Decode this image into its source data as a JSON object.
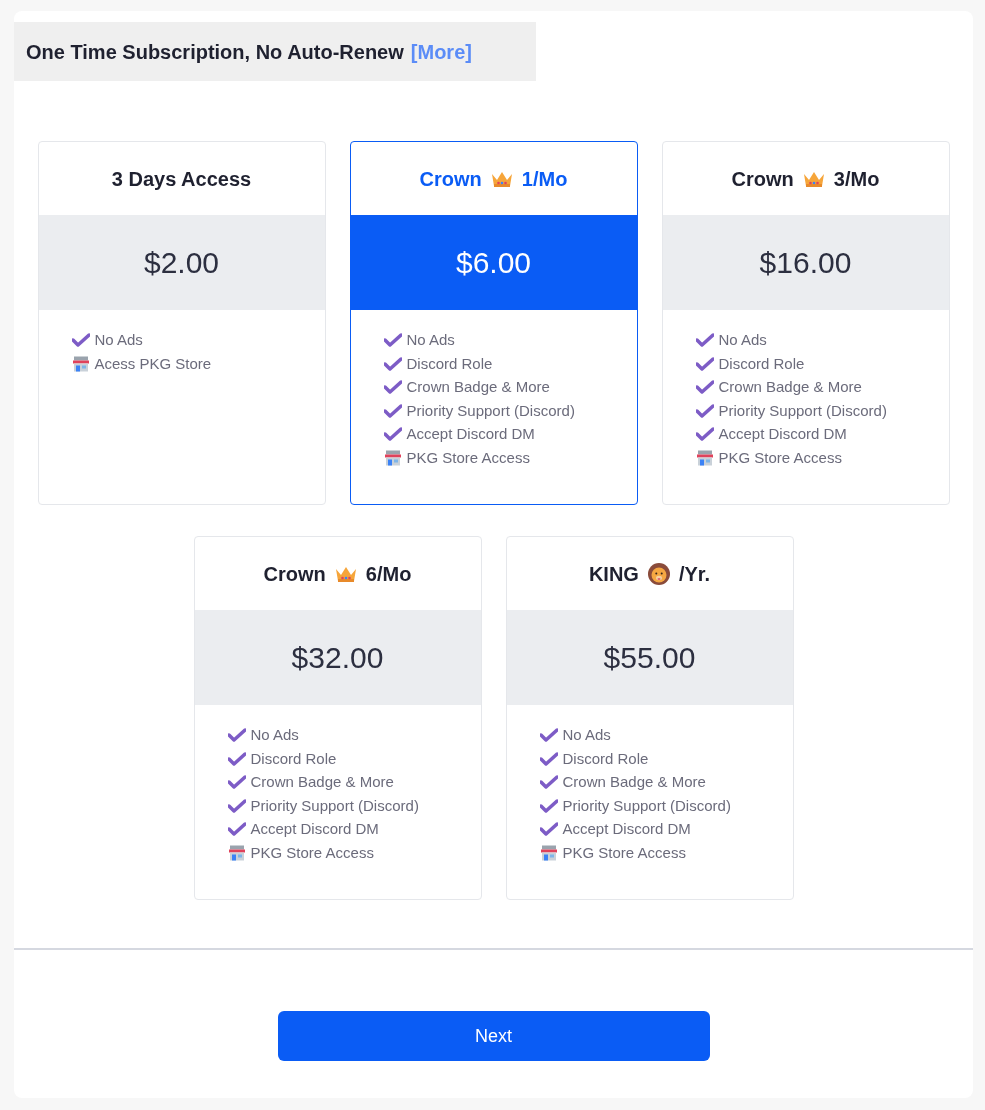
{
  "header": {
    "title": "One Time Subscription, No Auto-Renew",
    "more_link": "[More]"
  },
  "plans": [
    {
      "kind": "plain",
      "name": "3 Days Access",
      "price": "$2.00",
      "selected": false,
      "features": [
        {
          "kind": "check",
          "text": "No Ads"
        },
        {
          "kind": "store",
          "text": "Acess PKG Store"
        }
      ]
    },
    {
      "kind": "crown",
      "name": "Crown",
      "suffix": "1/Mo",
      "price": "$6.00",
      "selected": true,
      "features": [
        {
          "kind": "check",
          "text": "No Ads"
        },
        {
          "kind": "check",
          "text": "Discord Role"
        },
        {
          "kind": "check",
          "text": "Crown Badge & More"
        },
        {
          "kind": "check",
          "text": "Priority Support (Discord)"
        },
        {
          "kind": "check",
          "text": "Accept Discord DM"
        },
        {
          "kind": "store",
          "text": "PKG Store Access"
        }
      ]
    },
    {
      "kind": "crown",
      "name": "Crown",
      "suffix": "3/Mo",
      "price": "$16.00",
      "selected": false,
      "features": [
        {
          "kind": "check",
          "text": "No Ads"
        },
        {
          "kind": "check",
          "text": "Discord Role"
        },
        {
          "kind": "check",
          "text": "Crown Badge & More"
        },
        {
          "kind": "check",
          "text": "Priority Support (Discord)"
        },
        {
          "kind": "check",
          "text": "Accept Discord DM"
        },
        {
          "kind": "store",
          "text": "PKG Store Access"
        }
      ]
    },
    {
      "kind": "crown",
      "name": "Crown",
      "suffix": "6/Mo",
      "price": "$32.00",
      "selected": false,
      "features": [
        {
          "kind": "check",
          "text": "No Ads"
        },
        {
          "kind": "check",
          "text": "Discord Role"
        },
        {
          "kind": "check",
          "text": "Crown Badge & More"
        },
        {
          "kind": "check",
          "text": "Priority Support (Discord)"
        },
        {
          "kind": "check",
          "text": "Accept Discord DM"
        },
        {
          "kind": "store",
          "text": "PKG Store Access"
        }
      ]
    },
    {
      "kind": "lion",
      "name": "KING",
      "suffix": "/Yr.",
      "price": "$55.00",
      "selected": false,
      "features": [
        {
          "kind": "check",
          "text": "No Ads"
        },
        {
          "kind": "check",
          "text": "Discord Role"
        },
        {
          "kind": "check",
          "text": "Crown Badge & More"
        },
        {
          "kind": "check",
          "text": "Priority Support (Discord)"
        },
        {
          "kind": "check",
          "text": "Accept Discord DM"
        },
        {
          "kind": "store",
          "text": "PKG Store Access"
        }
      ]
    }
  ],
  "next_button": "Next"
}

_ _ _

- **TASK DIRECTIONS**
Search the data above for lines holding "suffix" and copy each of them.

- **EXERCISE ANSWER**
      "suffix": "1/Mo",
      "suffix": "3/Mo",
      "suffix": "6/Mo",
      "suffix": "/Yr.",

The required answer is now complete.